EXERCISE: Say how many lines include "Water", with no words around the number.

PROVIDED MATERIAL:
=======

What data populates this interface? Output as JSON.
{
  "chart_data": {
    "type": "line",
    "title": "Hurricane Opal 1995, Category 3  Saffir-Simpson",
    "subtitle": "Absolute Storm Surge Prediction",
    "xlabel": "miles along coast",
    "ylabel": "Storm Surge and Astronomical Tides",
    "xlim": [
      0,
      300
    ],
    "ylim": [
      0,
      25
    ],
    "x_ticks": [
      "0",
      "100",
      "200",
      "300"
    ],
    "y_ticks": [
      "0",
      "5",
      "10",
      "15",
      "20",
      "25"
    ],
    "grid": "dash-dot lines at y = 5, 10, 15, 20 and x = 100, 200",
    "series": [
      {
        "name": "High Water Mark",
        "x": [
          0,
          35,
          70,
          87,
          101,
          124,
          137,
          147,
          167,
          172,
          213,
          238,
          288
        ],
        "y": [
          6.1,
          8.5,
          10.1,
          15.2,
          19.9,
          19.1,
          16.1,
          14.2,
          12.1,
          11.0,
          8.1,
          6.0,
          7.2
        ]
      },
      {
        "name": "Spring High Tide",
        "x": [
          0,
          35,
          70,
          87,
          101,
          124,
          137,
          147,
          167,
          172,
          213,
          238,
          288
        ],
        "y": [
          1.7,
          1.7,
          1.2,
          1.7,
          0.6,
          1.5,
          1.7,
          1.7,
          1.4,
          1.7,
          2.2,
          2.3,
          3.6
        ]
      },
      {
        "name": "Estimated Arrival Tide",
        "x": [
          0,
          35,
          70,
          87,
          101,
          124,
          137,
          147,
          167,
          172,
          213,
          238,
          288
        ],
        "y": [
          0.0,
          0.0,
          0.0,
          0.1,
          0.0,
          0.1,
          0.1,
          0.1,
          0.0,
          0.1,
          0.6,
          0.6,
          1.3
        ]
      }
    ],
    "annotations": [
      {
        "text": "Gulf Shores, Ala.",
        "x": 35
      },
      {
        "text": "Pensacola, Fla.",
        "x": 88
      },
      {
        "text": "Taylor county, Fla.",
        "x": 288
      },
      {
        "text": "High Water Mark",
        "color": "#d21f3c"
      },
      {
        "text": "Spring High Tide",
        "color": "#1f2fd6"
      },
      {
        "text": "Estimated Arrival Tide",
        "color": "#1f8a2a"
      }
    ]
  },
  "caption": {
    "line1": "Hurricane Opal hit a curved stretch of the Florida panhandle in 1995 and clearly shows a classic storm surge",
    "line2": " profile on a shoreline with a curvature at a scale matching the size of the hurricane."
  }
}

=======

WRITTEN REPLY: 2